== DOCUMENT SECTION ==
** Begin **

Friday, 16 July 2010

A SQL deadlock with only two transactions querying only one table.

Ok - first write-up! We found an issue where two SQL transactions deadlocked. Both were doing the same job - INSERT values into a data table and then SELECT the data back, each within a transaction. There was other data being inserted into other tables within the same transactions which helped to make the issue appear as if it might have been more complicated than it turned out to be. It didn't matter about the other data in the end. Re-running the SQL traces in Query Analyser showed the deadlock with just the insert and select queries. We had created a deadlock simply by inserting some data into a table and then reading it back in two places at once. Madness.

Background:

A customer reports that publishing a sub-clip in our system fails occasionally. A "clip" (to us) is the metadata associated with a piece of media. A "sub-clip" is a metadata reference to a small piece of that media. So for example, J. Random Journalist is watching a recording of the latest Reuters feed (recording as a clip in our system), and wants to add some footage to a news bulletin. They mark up the sub-clip and publish the data into our system for use later.

In the database, the sub-clip is represented by a load of "standard" clip metadata but is also described in a many-to-one relationship with our original clip. That lets us track usage of the original media etc.

It's also valid for an application to register a "shot selection" in this way - maybe the journalist wants 3 or 4 sections from that news feed to be edited together for their story. Same many-to-one relationship, but multiple source clips this time.

Reproduction:
Simply publishing two shot selections or sub-clips at the same time would trigger the issue. We got a server-side SQL trace. Separating queries from the SPIDs for the two threads of the offending network service, we have:

SPID 1 and SPID 2:

SET TRANSACTION ISOLATION LEVEL READ COMMITTED
BEGIN TRANSACTION
INSERT INTO OffendingTable (ExternalKey,SourceClipExternalKey,OtherData) VALUES (3562666, 3546238, ...)
INSERT INTO OffendingTable (ExternalKey,SourceClipExternalKey,OtherData) VALUES (3562666, 3562385, ...)
INSERT INTO OffendingTable (ExternalKey,SourceClipExternalKey,OtherData) VALUES (3562666, 3546238, ...)
INSERT INTO OffendingTable (ExternalKey,SourceClipExternalKey,OtherData) VALUES (3562666, 3562385, ...)
INSERT INTO OffendingTable (ExternalKey,SourceClipExternalKey,OtherData) VALUES (3562666, 3546238, ...)
INSERT INTO OffendingTable (ExternalKey,SourceClipExternalKey,OtherData) VALUES (3562666, 3562385, ...)
INSERT INTO OffendingTable (ExternalKey,SourceClipExternalKey,OtherData) VALUES (3562666, 3546238, ...)
INSERT INTO OffendingTable (ExternalKey,SourceClipExternalKey,OtherData) VALUES (3562666, 3562385, ...)
INSERT INTO OffendingTable (ExternalKey,SourceClipExternalKey,OtherData) VALUES (3562666, 3546238, ...)
SET TRANSACTION ISOLATION LEVEL READ COMMITTED
BEGIN TRANSACTION
INSERT INTO OffendingTable (ExternalKey,SourceClipExternalKey,OtherData) VALUES (3562668, 3545736, ...)
INSERT INTO OffendingTable (ExternalKey,SourceClipExternalKey,OtherData) VALUES (3562668, 3545736, ...)

** End **

== RECORDS SHOWN ==
** Begin **

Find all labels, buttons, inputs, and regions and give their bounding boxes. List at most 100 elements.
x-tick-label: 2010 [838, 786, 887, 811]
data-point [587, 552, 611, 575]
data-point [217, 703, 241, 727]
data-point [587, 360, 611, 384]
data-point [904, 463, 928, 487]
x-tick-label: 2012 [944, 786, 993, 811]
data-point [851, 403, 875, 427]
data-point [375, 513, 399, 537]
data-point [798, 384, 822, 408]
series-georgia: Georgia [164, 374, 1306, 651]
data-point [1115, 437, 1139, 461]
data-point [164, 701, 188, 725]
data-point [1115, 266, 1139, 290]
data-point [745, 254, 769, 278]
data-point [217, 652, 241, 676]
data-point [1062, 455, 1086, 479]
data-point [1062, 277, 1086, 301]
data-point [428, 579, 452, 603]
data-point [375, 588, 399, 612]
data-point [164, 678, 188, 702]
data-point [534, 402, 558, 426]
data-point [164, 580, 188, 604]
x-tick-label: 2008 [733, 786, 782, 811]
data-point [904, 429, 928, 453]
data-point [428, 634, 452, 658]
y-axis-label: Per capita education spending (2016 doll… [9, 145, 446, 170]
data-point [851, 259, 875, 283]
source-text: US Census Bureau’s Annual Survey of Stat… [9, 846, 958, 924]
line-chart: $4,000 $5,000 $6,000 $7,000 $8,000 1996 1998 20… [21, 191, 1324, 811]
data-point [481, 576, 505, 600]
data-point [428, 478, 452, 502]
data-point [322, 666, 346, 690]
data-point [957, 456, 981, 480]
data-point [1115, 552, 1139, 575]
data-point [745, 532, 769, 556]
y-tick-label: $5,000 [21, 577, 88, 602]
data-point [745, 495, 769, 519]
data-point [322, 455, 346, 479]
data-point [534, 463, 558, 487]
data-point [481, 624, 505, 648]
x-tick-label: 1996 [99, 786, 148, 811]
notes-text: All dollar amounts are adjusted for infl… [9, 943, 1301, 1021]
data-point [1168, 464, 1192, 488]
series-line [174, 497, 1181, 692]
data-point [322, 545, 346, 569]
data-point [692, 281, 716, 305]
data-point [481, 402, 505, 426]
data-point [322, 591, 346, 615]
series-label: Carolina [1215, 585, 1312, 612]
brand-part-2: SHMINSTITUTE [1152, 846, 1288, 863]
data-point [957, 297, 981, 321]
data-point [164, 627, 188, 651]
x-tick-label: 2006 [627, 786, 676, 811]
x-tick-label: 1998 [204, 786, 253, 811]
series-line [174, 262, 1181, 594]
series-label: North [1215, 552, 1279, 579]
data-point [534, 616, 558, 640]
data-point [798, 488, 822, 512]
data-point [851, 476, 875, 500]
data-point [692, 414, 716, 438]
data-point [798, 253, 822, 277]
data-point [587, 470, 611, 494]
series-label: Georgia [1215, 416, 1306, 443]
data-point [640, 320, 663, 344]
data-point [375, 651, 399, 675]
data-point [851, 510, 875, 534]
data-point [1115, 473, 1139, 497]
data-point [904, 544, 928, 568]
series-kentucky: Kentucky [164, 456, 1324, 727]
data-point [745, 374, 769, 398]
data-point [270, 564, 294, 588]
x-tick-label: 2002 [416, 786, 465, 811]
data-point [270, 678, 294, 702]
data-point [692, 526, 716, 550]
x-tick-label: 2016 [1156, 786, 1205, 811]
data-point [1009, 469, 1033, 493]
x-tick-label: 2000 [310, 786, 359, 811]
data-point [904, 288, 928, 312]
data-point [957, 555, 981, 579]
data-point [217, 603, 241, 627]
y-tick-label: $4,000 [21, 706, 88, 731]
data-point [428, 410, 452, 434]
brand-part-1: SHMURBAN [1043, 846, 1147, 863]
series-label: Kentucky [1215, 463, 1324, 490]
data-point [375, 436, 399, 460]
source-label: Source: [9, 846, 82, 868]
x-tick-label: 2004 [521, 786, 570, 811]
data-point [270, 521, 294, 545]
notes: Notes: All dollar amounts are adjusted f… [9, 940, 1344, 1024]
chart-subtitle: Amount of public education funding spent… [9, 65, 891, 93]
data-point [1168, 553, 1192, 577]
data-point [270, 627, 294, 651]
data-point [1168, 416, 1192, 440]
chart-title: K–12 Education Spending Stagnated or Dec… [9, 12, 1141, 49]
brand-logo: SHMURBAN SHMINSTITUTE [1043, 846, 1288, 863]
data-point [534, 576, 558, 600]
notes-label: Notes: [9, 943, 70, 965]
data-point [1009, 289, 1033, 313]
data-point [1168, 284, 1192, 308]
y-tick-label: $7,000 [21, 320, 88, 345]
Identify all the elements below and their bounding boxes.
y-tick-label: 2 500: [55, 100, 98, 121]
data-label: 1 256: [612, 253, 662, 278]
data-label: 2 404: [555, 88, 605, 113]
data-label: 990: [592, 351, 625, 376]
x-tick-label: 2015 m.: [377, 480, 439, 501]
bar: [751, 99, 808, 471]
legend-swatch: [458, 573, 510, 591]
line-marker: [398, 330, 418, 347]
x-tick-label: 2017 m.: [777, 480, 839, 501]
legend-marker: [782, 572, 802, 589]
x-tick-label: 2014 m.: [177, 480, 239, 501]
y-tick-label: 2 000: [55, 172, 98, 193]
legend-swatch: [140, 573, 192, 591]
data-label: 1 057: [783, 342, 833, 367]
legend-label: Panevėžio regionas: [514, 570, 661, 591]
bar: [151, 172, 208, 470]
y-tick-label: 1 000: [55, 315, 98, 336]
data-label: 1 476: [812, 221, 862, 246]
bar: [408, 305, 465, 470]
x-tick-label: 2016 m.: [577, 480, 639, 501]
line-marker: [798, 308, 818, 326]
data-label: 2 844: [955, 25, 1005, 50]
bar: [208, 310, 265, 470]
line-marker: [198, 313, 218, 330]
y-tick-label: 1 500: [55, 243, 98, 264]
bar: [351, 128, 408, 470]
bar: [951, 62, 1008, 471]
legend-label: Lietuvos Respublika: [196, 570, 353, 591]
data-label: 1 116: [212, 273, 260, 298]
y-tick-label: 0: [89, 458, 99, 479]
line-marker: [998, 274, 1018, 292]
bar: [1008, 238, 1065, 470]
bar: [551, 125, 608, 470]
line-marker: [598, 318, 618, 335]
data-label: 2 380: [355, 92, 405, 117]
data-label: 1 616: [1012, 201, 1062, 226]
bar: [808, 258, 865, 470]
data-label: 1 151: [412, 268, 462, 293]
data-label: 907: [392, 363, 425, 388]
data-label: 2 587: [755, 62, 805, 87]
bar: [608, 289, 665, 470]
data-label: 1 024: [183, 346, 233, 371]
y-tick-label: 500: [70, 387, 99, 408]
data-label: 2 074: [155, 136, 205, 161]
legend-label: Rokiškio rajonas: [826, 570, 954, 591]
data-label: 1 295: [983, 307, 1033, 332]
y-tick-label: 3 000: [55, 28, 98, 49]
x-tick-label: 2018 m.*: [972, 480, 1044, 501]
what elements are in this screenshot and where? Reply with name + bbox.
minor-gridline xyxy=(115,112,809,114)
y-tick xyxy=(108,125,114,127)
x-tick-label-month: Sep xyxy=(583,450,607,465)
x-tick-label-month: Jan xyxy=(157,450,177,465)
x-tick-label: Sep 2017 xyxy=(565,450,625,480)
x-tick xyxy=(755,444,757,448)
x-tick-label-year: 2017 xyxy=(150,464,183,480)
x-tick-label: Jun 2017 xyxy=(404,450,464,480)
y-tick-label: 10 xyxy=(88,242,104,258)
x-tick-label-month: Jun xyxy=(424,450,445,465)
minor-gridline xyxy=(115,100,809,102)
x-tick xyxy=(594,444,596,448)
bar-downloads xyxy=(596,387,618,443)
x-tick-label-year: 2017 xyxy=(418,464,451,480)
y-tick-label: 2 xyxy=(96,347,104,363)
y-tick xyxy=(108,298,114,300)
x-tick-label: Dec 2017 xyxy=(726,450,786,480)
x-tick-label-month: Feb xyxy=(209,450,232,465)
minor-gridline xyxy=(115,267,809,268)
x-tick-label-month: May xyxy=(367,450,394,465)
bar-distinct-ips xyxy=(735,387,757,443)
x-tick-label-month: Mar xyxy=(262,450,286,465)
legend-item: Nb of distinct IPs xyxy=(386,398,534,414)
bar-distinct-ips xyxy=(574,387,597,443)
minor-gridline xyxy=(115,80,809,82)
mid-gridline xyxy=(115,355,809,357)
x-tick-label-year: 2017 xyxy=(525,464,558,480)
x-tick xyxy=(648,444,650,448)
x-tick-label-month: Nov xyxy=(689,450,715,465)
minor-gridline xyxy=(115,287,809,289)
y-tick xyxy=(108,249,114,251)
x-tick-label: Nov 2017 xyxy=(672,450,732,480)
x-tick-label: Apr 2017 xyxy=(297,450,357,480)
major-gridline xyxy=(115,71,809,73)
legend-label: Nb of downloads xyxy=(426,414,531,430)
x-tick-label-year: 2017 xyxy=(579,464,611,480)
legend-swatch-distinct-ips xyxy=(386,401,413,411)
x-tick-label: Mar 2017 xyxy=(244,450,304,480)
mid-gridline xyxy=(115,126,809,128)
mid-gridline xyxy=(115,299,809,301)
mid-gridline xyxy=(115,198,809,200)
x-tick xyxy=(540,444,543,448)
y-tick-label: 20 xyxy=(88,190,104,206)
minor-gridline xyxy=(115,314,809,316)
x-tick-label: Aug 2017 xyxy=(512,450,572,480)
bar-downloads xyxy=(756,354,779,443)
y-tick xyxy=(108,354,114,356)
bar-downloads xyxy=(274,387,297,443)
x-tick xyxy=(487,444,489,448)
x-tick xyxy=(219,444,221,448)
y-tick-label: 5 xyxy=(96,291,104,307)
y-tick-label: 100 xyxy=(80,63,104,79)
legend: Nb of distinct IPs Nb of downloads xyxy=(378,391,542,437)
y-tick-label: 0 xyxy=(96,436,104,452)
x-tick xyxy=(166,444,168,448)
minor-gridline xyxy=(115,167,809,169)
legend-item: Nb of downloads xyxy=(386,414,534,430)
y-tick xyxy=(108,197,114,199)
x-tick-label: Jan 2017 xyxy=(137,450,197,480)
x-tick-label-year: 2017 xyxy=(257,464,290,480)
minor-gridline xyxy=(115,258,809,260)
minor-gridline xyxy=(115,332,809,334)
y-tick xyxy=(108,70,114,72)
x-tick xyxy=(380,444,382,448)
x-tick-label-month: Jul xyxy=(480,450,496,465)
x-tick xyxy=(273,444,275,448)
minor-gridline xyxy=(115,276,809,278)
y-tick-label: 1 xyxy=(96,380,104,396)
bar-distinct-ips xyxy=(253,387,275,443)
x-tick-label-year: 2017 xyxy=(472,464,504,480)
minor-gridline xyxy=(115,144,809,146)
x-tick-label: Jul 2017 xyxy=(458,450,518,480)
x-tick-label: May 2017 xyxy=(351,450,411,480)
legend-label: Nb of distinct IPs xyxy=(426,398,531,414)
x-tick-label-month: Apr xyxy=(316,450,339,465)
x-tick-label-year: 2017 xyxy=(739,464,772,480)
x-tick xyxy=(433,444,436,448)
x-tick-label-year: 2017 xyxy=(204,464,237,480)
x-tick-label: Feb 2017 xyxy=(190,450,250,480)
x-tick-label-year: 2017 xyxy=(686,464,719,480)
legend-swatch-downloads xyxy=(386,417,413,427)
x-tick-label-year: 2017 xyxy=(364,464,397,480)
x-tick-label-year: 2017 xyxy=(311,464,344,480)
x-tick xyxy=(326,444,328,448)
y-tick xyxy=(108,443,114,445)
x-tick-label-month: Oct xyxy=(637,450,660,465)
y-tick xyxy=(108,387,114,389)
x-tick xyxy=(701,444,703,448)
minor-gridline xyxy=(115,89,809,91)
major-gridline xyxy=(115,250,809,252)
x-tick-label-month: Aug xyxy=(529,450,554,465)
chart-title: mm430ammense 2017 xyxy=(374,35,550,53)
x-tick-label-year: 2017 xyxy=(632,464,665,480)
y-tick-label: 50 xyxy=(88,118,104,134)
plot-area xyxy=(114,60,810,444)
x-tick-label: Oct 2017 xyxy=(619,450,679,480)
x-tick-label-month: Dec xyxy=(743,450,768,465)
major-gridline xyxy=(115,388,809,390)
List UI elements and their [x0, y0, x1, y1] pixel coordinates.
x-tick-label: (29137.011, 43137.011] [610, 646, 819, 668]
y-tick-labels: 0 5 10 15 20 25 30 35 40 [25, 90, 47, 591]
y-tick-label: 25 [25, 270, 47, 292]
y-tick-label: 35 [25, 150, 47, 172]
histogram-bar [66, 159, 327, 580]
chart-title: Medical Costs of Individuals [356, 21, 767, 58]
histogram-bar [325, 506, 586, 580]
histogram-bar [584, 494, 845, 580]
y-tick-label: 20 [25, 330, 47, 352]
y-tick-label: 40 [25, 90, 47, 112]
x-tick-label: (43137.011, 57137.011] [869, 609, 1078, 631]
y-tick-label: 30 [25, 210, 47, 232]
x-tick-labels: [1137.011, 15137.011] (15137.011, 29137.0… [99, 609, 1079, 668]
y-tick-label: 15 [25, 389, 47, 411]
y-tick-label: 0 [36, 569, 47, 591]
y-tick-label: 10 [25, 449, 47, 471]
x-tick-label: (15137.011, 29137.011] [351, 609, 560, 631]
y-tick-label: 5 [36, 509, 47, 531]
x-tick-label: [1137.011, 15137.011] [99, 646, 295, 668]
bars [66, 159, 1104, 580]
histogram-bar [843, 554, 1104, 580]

** End **

Please rewrite the post about the SQL deadlock, beginning at the words "A customer reports" and stopping after "original media etc.", with "news bulletin" replaced by "evening broadcast". The records have no connection to the post about the SQL deadlock.

A customer reports that publishing a sub-clip in our system fails occasionally. A "clip" (to us) is the metadata associated with a piece of media. A "sub-clip" is a metadata reference to a small piece of that media. So for example, J. Random Journalist is watching a recording of the latest Reuters feed (recording as a clip in our system), and wants to add some footage to a evening broadcast. They mark up the sub-clip and publish the data into our system for use later.

In the database, the sub-clip is represented by a load of "standard" clip metadata but is also described in a many-to-one relationship with our original clip. That lets us track usage of the original media etc.